• Exercise task
Search the listing below for "What". Copy each matching line.

• Rows

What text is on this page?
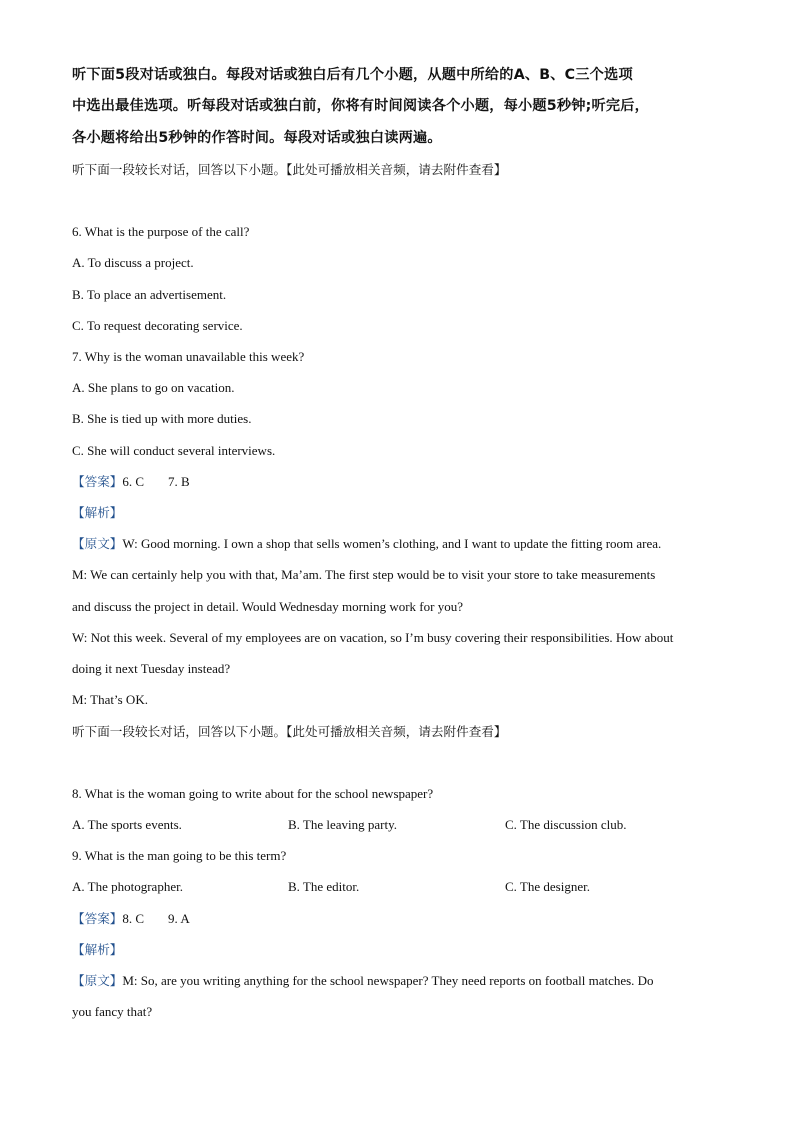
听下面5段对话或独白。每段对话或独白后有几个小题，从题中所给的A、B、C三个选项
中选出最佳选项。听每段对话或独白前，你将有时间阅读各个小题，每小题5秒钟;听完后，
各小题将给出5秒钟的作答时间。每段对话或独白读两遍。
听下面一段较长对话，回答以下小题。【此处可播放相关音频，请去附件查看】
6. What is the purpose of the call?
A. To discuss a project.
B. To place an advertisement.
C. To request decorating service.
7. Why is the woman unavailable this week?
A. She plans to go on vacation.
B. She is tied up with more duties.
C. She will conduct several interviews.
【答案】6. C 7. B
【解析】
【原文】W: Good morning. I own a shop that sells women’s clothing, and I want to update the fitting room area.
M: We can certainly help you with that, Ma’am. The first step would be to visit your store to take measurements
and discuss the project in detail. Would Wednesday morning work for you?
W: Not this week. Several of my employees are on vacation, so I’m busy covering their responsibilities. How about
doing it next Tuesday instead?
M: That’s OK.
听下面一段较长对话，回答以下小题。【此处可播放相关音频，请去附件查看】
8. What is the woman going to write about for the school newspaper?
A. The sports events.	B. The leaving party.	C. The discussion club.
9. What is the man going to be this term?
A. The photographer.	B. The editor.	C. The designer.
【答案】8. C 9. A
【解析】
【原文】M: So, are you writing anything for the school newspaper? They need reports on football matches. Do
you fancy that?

• Exercise output
What text is on this page?
6. What is the purpose of the call?
8. What is the woman going to write about for the school newspaper?
9. What is the man going to be this term?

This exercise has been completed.